* start *

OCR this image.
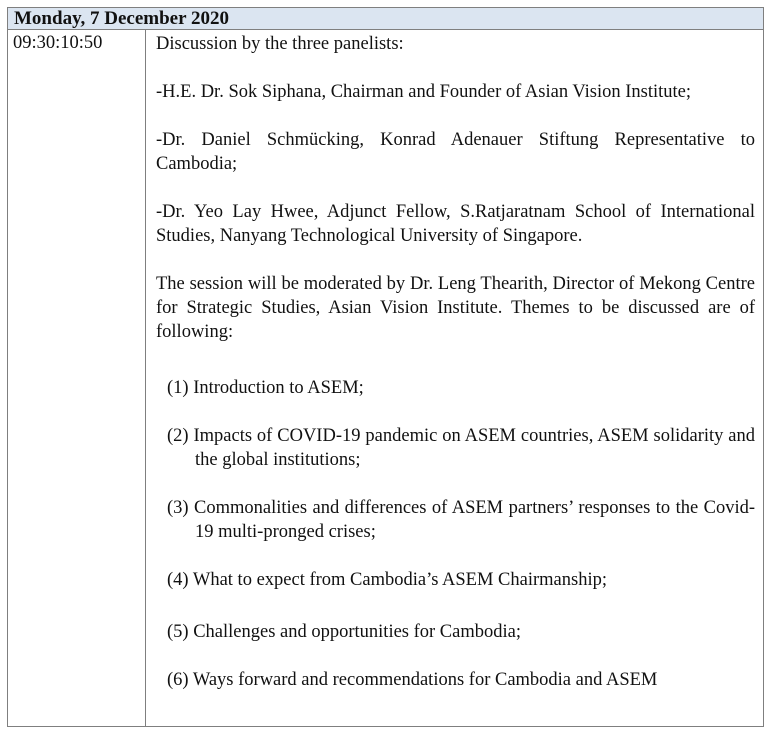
Monday, 7 December 2020
09:30:10:50	Discussion by the three panelists:

-H.E. Dr. Sok Siphana, Chairman and Founder of Asian Vision Institute;

-Dr. Daniel Schmücking, Konrad Adenauer Stiftung Representative to Cambodia;

-Dr. Yeo Lay Hwee, Adjunct Fellow, S.Ratjaratnam School of International Studies, Nanyang Technological University of Singapore.

The session will be moderated by Dr. Leng Thearith, Director of Mekong Centre for Strategic Studies, Asian Vision Institute. Themes to be discussed are of following:

(1) Introduction to ASEM;
(2) Impacts of COVID-19 pandemic on ASEM countries, ASEM solidarity and the global institutions;
(3) Commonalities and differences of ASEM partners’ responses to the Covid-19 multi-pronged crises;
(4) What to expect from Cambodia’s ASEM Chairmanship;
(5) Challenges and opportunities for Cambodia;
(6) Ways forward and recommendations for Cambodia and ASEM
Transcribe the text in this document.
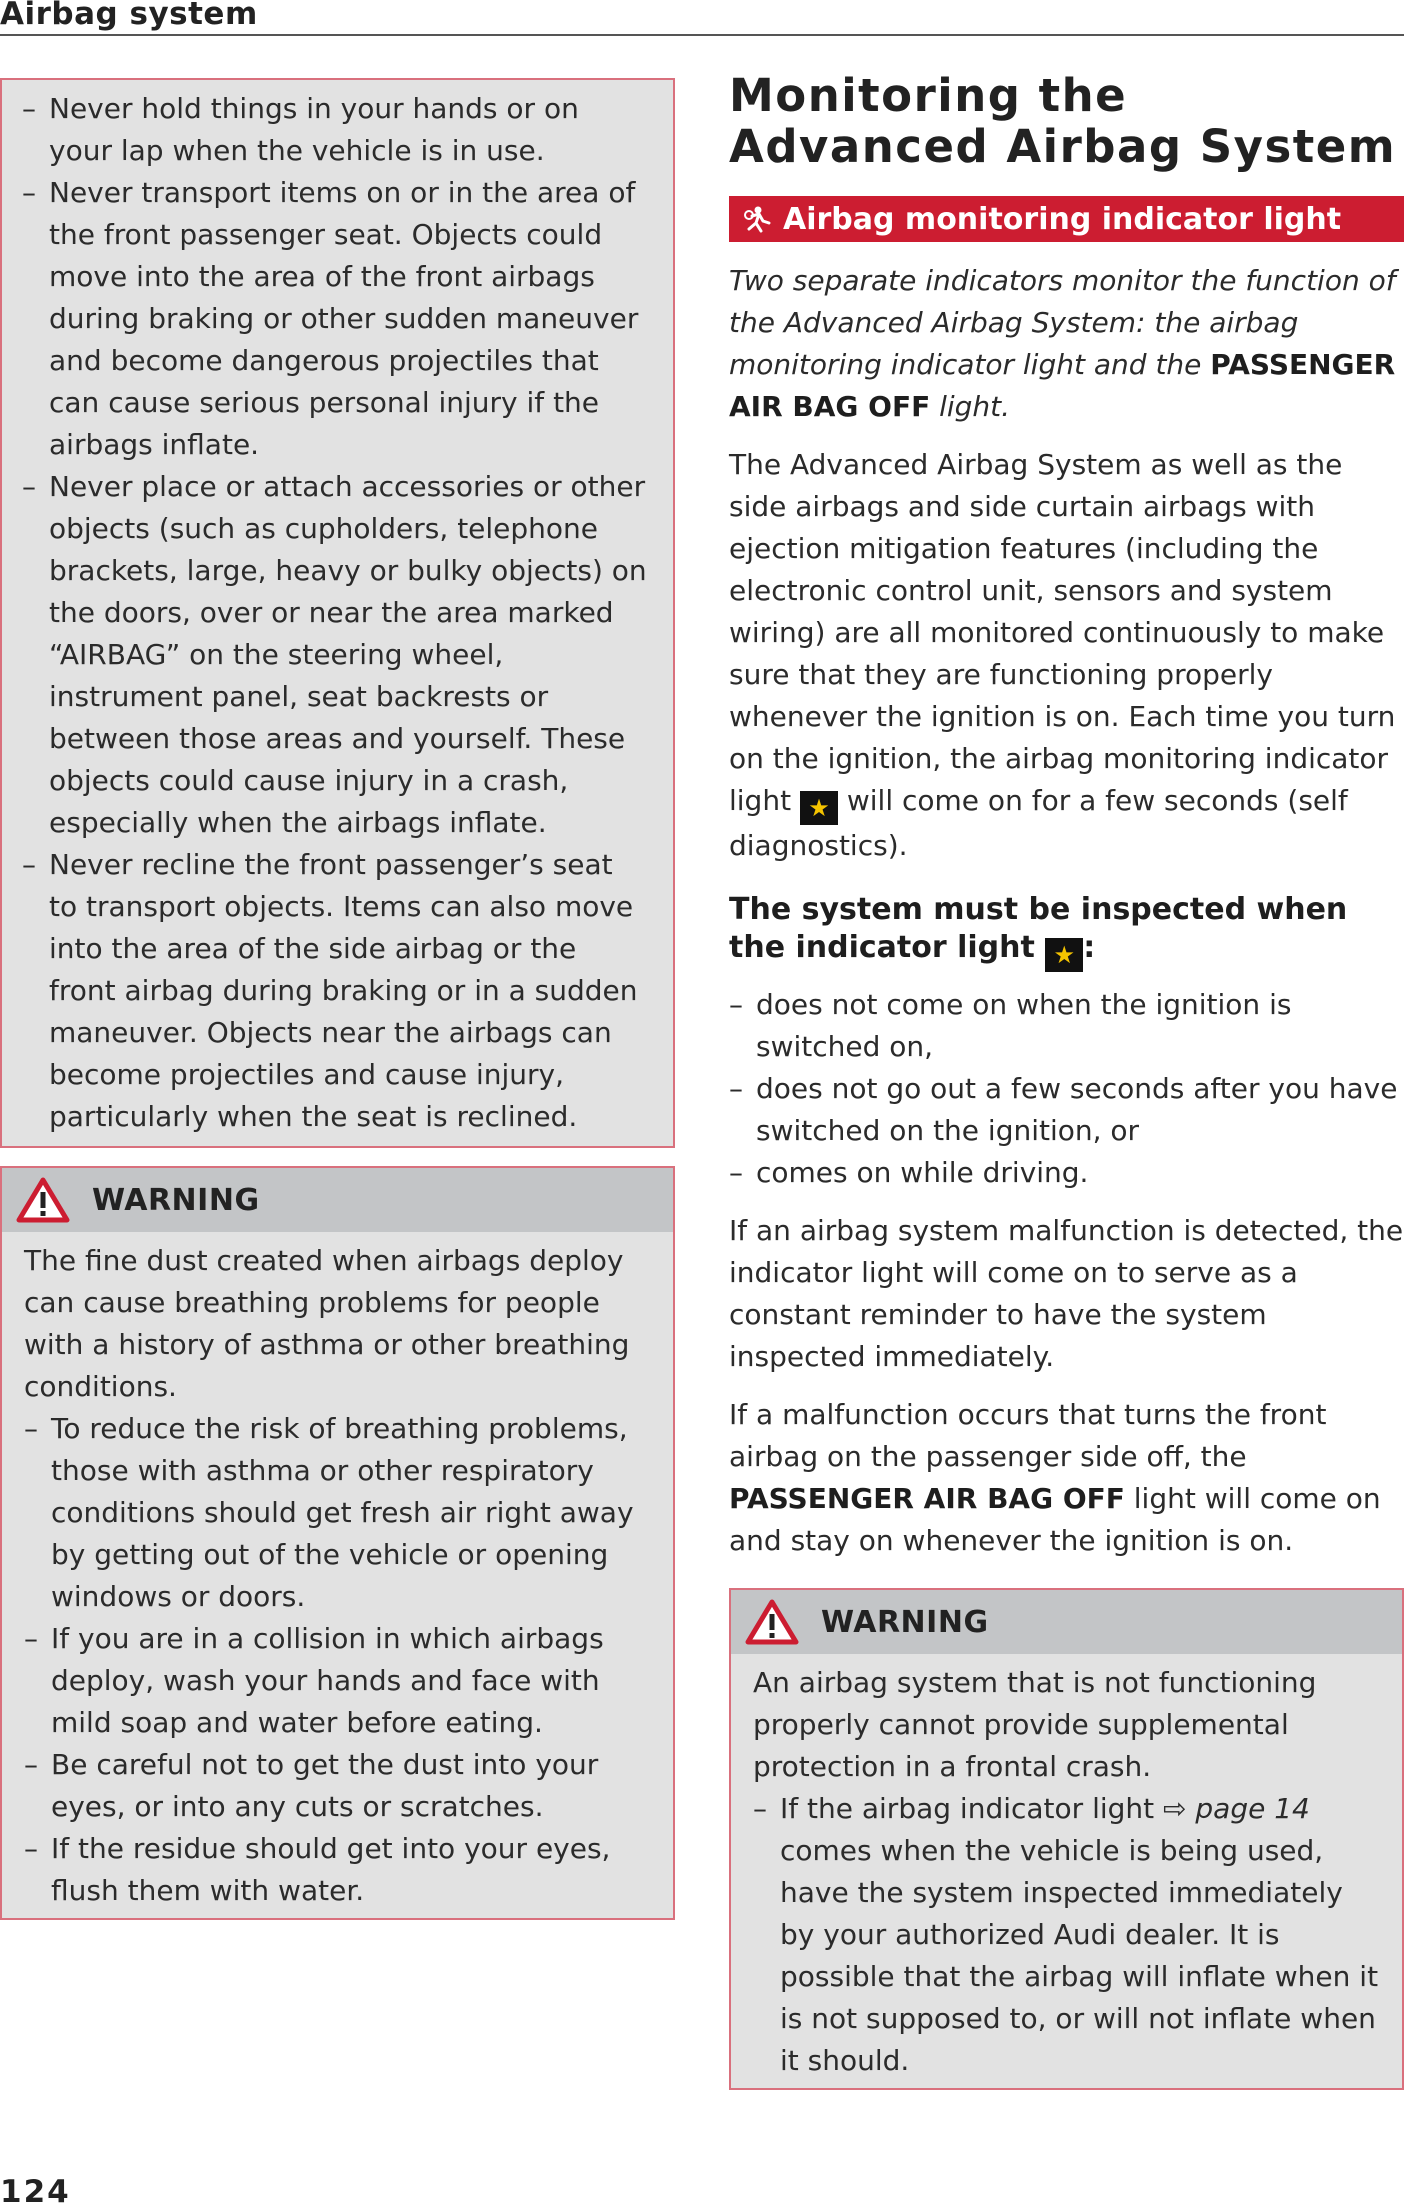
Airbag system
– Never hold things in your hands or on your lap when the vehicle is in use.
– Never transport items on or in the area of the front passenger seat. Objects could move into the area of the front airbags during braking or other sudden maneuver and become dangerous projectiles that can cause serious personal injury if the airbags inflate.
– Never place or attach accessories or other objects (such as cupholders, telephone brackets, large, heavy or bulky objects) on the doors, over or near the area marked “AIRBAG” on the steering wheel, instrument panel, seat backrests or between those areas and yourself. These objects could cause injury in a crash, especially when the airbags inflate.
– Never recline the front passenger’s seat to transport objects. Items can also move into the area of the side airbag or the front airbag during braking or in a sudden maneuver. Objects near the airbags can become projectiles and cause injury, particularly when the seat is reclined.
WARNING

The fine dust created when airbags deploy can cause breathing problems for people with a history of asthma or other breathing conditions.

– To reduce the risk of breathing problems, those with asthma or other respiratory conditions should get fresh air right away by getting out of the vehicle or opening windows or doors.
– If you are in a collision in which airbags deploy, wash your hands and face with mild soap and water before eating.
– Be careful not to get the dust into your eyes, or into any cuts or scratches.
– If the residue should get into your eyes, flush them with water.
Monitoring the
Advanced Airbag System
Airbag monitoring indicator light
Two separate indicators monitor the function of the Advanced Airbag System: the airbag monitoring indicator light and the PASSENGER AIR BAG OFF light.
The Advanced Airbag System as well as the side airbags and side curtain airbags with ejection mitigation features (including the electronic control unit, sensors and system wiring) are all monitored continuously to make sure that they are functioning properly whenever the ignition is on. Each time you turn on the ignition, the airbag monitoring indicator light ★ will come on for a few seconds (self diagnostics).
The system must be inspected when the indicator light ★ :
– does not come on when the ignition is switched on,
– does not go out a few seconds after you have switched on the ignition, or
– comes on while driving.
If an airbag system malfunction is detected, the indicator light will come on to serve as a constant reminder to have the system inspected immediately.
If a malfunction occurs that turns the front airbag on the passenger side off, the PASSENGER AIR BAG OFF light will come on and stay on whenever the ignition is on.
WARNING

An airbag system that is not functioning properly cannot provide supplemental protection in a frontal crash.

– If the airbag indicator light ⇨ page 14 comes when the vehicle is being used, have the system inspected immediately by your authorized Audi dealer. It is possible that the airbag will inflate when it is not supposed to, or will not inflate when it should.
124
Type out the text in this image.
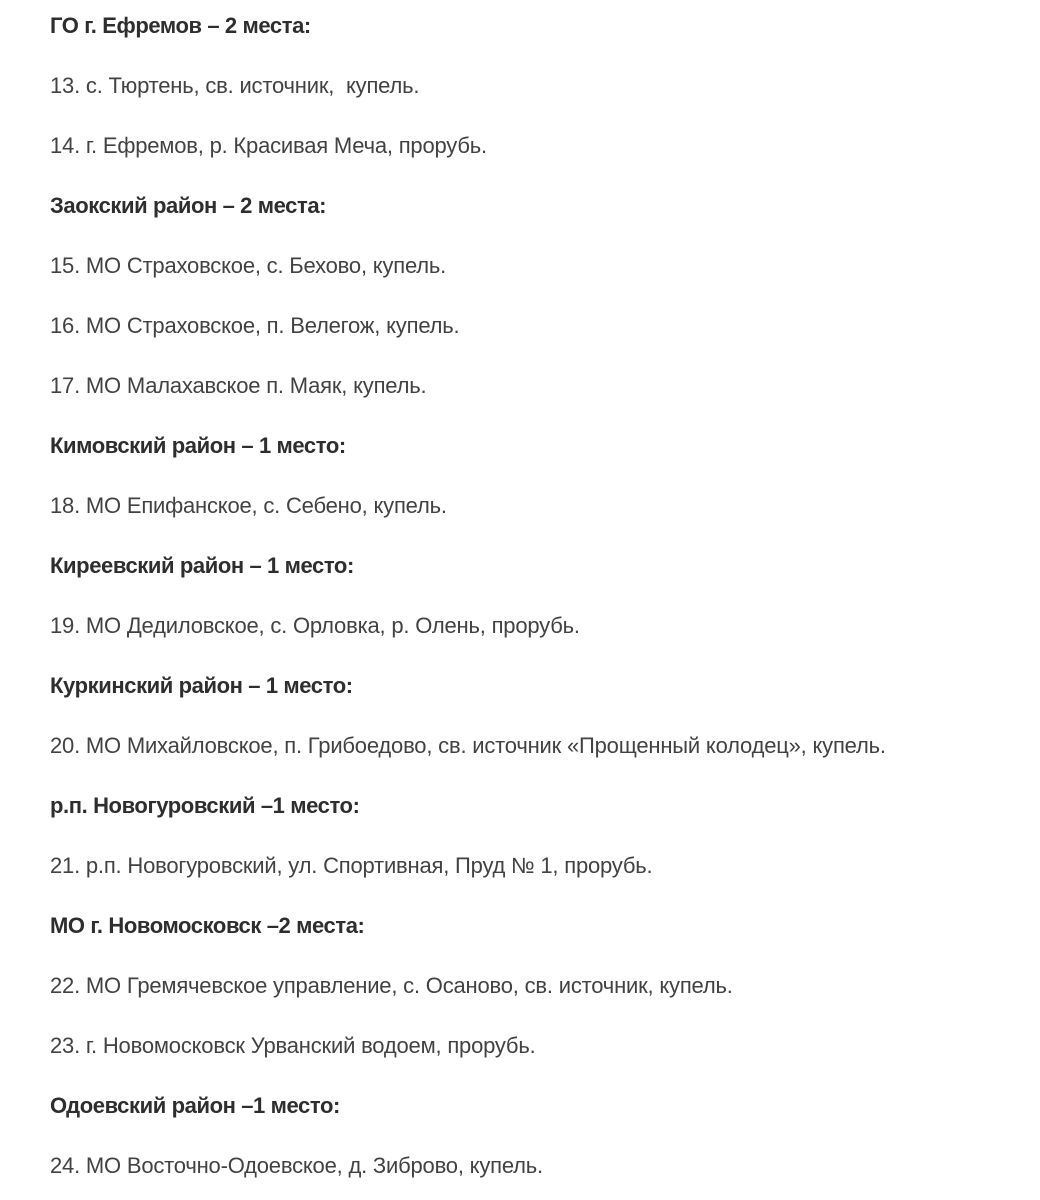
ГО г. Ефремов – 2 места:
13. с. Тюртень, св. источник,  купель.
14. г. Ефремов, р. Красивая Меча, прорубь.
Заокский район – 2 места:
15. МО Страховское, с. Бехово, купель.
16. МО Страховское, п. Велегож, купель.
17. МО Малахавское п. Маяк, купель.
Кимовский район – 1 место:
18. МО Епифанское, с. Себено, купель.
Киреевский район – 1 место:
19. МО Дедиловское, с. Орловка, р. Олень, прорубь.
Куркинский район – 1 место:
20. МО Михайловское, п. Грибоедово, св. источник «Прощенный колодец», купель.
р.п. Новогуровский –1 место:
21. р.п. Новогуровский, ул. Спортивная, Пруд № 1, прорубь.
МО г. Новомосковск –2 места:
22. МО Гремячевское управление, с. Осаново, св. источник, купель.
23. г. Новомосковск Урванский водоем, прорубь.
Одоевский район –1 место:
24. МО Восточно-Одоевское, д. Зиброво, купель.
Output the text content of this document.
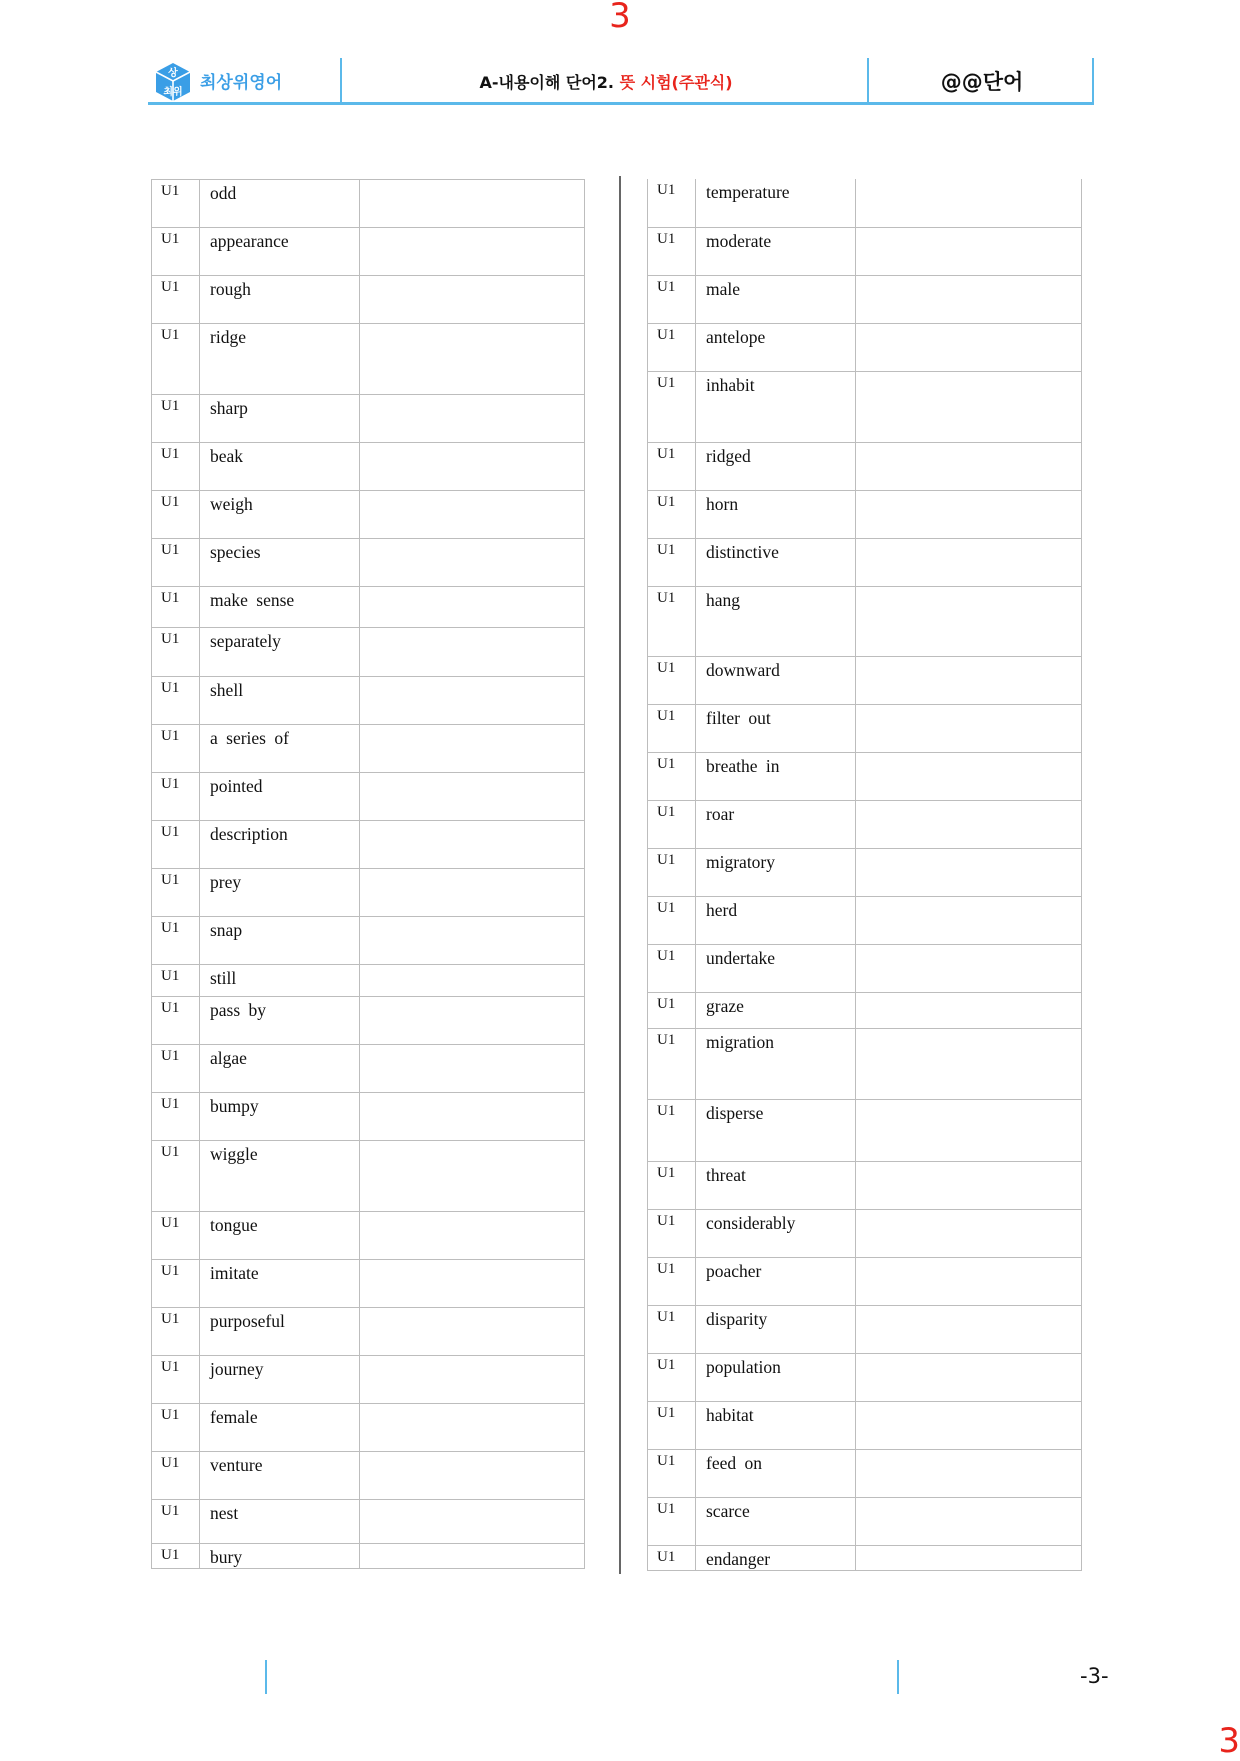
3
상
최위 최상위영어	A-내용이해 단어2. 뜻 시험(주관식)	@@단어
U1	odd	
U1	appearance	
U1	rough	
U1	ridge	
U1	sharp	
U1	beak	
U1	weigh	
U1	species	
U1	make sense	
U1	separately	
U1	shell	
U1	a series of	
U1	pointed	
U1	description	
U1	prey	
U1	snap	
U1	still	
U1	pass by	
U1	algae	
U1	bumpy	
U1	wiggle	
U1	tongue	
U1	imitate	
U1	purposeful	
U1	journey	
U1	female	
U1	venture	
U1	nest	
U1	bury	
U1	temperature	
U1	moderate	
U1	male	
U1	antelope	
U1	inhabit	
U1	ridged	
U1	horn	
U1	distinctive	
U1	hang	
U1	downward	
U1	filter out	
U1	breathe in	
U1	roar	
U1	migratory	
U1	herd	
U1	undertake	
U1	graze	
U1	migration	
U1	disperse	
U1	threat	
U1	considerably	
U1	poacher	
U1	disparity	
U1	population	
U1	habitat	
U1	feed on	
U1	scarce	
U1	endanger	
-3-
3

* end *

**Task objective:** Track down every line with the word "Studies" and copy it.

**Finished answer:**
-Dr. Yeo Lay Hwee, Adjunct Fellow, S.Ratjaratnam School of International Studies, Nanyang Technological University of Singapore.
The session will be moderated by Dr. Leng Thearith, Director of Mekong Centre for Strategic Studies, Asian Vision Institute. Themes to be discussed are of following:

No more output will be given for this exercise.